> Exercise material:
—————

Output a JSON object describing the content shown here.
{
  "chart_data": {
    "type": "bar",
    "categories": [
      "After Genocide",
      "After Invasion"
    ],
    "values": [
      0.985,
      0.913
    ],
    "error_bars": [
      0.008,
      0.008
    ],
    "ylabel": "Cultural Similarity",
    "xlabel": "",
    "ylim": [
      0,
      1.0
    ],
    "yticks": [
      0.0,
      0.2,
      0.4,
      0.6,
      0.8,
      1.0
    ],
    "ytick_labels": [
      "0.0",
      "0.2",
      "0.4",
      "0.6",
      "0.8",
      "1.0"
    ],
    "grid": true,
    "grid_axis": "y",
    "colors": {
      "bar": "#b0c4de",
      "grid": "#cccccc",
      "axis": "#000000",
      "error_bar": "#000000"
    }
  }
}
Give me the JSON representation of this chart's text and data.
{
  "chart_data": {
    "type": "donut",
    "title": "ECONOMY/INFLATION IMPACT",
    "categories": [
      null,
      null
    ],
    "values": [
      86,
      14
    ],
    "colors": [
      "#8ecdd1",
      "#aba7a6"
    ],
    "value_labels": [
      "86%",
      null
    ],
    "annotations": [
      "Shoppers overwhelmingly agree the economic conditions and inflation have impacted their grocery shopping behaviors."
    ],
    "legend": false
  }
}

—————

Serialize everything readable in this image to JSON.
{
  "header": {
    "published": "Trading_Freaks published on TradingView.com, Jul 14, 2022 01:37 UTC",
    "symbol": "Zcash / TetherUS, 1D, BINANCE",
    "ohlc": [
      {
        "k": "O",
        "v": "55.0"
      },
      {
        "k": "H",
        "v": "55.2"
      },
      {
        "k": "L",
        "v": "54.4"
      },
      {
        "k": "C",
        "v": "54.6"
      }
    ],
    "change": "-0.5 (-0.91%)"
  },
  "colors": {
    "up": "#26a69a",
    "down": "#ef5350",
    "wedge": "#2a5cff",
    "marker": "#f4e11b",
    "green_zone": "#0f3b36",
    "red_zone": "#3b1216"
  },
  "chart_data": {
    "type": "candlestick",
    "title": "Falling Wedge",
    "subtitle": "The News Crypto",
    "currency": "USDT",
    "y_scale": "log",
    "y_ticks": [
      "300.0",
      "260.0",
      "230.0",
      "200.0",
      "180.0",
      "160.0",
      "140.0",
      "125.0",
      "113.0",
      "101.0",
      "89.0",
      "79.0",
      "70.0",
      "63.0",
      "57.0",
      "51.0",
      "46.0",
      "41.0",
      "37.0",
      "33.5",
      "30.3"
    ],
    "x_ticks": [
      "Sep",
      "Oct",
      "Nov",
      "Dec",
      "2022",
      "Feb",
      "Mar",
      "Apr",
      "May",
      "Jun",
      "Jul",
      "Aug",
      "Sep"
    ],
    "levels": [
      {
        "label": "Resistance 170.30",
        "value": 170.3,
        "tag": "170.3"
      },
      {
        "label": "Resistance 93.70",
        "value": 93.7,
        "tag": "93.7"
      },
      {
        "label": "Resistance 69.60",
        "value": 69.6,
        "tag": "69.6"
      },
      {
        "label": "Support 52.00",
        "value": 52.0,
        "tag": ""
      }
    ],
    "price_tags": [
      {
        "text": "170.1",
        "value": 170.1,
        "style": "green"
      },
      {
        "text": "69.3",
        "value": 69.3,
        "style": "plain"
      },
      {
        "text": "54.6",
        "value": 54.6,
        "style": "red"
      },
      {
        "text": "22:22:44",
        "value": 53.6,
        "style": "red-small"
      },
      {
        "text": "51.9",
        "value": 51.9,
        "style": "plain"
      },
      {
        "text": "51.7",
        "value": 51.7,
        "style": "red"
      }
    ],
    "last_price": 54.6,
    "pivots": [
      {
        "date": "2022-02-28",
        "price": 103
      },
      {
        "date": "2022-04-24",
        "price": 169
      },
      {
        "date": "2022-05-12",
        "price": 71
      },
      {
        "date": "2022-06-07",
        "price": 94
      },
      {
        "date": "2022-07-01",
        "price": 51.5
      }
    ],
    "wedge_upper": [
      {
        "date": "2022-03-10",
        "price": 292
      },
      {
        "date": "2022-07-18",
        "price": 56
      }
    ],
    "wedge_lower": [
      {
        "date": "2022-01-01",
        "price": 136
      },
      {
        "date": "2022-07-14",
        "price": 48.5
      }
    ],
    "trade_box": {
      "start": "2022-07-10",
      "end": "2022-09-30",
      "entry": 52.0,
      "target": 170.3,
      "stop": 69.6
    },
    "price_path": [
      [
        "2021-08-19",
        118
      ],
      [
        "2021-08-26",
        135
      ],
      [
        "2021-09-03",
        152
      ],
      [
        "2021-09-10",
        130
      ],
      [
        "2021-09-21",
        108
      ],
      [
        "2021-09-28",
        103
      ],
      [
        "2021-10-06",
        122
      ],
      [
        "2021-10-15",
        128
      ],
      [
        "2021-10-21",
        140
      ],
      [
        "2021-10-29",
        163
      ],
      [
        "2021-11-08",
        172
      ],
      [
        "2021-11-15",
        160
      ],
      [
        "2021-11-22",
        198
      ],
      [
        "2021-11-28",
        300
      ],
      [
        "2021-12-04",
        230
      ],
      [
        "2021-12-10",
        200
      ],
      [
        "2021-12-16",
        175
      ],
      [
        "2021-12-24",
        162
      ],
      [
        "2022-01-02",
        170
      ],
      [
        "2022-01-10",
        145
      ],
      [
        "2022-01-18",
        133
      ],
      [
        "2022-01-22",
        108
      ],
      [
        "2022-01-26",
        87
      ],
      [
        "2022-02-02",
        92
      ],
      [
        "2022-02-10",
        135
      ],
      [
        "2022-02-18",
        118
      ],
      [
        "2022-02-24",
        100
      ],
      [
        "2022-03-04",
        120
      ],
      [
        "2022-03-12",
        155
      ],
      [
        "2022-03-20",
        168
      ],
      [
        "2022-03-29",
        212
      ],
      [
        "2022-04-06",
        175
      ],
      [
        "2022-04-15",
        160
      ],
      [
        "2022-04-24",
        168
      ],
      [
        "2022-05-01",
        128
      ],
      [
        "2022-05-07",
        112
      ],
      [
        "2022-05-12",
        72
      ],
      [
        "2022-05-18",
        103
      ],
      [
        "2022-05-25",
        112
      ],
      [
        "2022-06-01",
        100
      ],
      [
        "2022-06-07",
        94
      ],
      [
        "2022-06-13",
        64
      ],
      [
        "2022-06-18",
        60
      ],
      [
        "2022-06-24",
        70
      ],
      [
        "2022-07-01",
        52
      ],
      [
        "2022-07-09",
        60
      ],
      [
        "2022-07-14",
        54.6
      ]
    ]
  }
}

—————

> Exercise details:
Collect the lines of the records that include the string "this".

> Finished exercise:
Give me the JSON representation of this chart's text and data.
Serialize everything readable in this image to JSON.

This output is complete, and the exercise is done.